# [Challenge]
Copy out the data below verbatim.

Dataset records
>>>>>

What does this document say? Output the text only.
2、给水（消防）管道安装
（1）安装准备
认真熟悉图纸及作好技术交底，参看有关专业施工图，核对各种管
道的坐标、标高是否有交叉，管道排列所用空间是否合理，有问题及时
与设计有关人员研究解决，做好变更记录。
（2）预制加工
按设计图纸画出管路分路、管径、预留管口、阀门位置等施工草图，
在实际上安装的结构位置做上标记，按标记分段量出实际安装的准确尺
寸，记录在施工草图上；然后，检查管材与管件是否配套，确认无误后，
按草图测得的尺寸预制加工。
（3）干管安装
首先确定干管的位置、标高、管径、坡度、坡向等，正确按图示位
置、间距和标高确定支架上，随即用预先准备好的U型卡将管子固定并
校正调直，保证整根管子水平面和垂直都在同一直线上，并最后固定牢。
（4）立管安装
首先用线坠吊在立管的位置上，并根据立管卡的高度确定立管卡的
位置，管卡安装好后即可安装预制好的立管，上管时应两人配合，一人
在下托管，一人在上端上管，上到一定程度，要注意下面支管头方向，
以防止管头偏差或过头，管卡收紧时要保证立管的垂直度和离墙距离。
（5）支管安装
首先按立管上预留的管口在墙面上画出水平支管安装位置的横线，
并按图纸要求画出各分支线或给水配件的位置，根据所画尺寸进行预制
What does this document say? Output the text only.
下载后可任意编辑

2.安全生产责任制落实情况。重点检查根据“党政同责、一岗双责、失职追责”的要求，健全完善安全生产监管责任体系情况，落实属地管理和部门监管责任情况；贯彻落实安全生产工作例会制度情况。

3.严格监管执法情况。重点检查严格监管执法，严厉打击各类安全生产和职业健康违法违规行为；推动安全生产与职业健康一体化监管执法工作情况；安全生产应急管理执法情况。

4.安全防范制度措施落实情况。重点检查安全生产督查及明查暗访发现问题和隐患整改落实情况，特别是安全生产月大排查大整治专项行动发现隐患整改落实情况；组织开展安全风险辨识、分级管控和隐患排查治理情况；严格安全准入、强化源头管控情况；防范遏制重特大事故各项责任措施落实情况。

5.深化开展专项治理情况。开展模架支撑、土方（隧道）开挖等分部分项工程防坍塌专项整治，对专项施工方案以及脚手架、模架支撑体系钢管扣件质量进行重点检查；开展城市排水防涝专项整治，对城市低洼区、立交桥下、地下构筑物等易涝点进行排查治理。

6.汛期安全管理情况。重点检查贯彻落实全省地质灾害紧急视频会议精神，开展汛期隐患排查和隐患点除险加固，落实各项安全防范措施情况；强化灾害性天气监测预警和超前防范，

<<<<<

# [The solution]
What does this document say? Output the text only.
2、给水（消防）管道安装
（1）安装准备
认真熟悉图纸及作好技术交底，参看有关专业施工图，核对各种管
道的坐标、标高是否有交叉，管道排列所用空间是否合理，有问题及时
与设计有关人员研究解决，做好变更记录。
（2）预制加工
按设计图纸画出管路分路、管径、预留管口、阀门位置等施工草图，
在实际上安装的结构位置做上标记，按标记分段量出实际安装的准确尺
寸，记录在施工草图上；然后，检查管材与管件是否配套，确认无误后，
按草图测得的尺寸预制加工。
（3）干管安装
首先确定干管的位置、标高、管径、坡度、坡向等，正确按图示位
置、间距和标高确定支架上，随即用预先准备好的U型卡将管子固定并
校正调直，保证整根管子水平面和垂直都在同一直线上，并最后固定牢。
（4）立管安装
首先用线坠吊在立管的位置上，并根据立管卡的高度确定立管卡的
位置，管卡安装好后即可安装预制好的立管，上管时应两人配合，一人
在下托管，一人在上端上管，上到一定程度，要注意下面支管头方向，
以防止管头偏差或过头，管卡收紧时要保证立管的垂直度和离墙距离。
（5）支管安装
首先按立管上预留的管口在墙面上画出水平支管安装位置的横线，
并按图纸要求画出各分支线或给水配件的位置，根据所画尺寸进行预制
What does this document say? Output the text only.
下载后可任意编辑

2.安全生产责任制落实情况。重点检查根据“党政同责、一岗双责、失职追责”的要求，健全完善安全生产监管责任体系情况，落实属地管理和部门监管责任情况；贯彻落实安全生产工作例会制度情况。

3.严格监管执法情况。重点检查严格监管执法，严厉打击各类安全生产和职业健康违法违规行为；推动安全生产与职业健康一体化监管执法工作情况；安全生产应急管理执法情况。

4.安全防范制度措施落实情况。重点检查安全生产督查及明查暗访发现问题和隐患整改落实情况，特别是安全生产月大排查大整治专项行动发现隐患整改落实情况；组织开展安全风险辨识、分级管控和隐患排查治理情况；严格安全准入、强化源头管控情况；防范遏制重特大事故各项责任措施落实情况。

5.深化开展专项治理情况。开展模架支撑、土方（隧道）开挖等分部分项工程防坍塌专项整治，对专项施工方案以及脚手架、模架支撑体系钢管扣件质量进行重点检查；开展城市排水防涝专项整治，对城市低洼区、立交桥下、地下构筑物等易涝点进行排查治理。

6.汛期安全管理情况。重点检查贯彻落实全省地质灾害紧急视频会议精神，开展汛期隐患排查和隐患点除险加固，落实各项安全防范措施情况；强化灾害性天气监测预警和超前防范，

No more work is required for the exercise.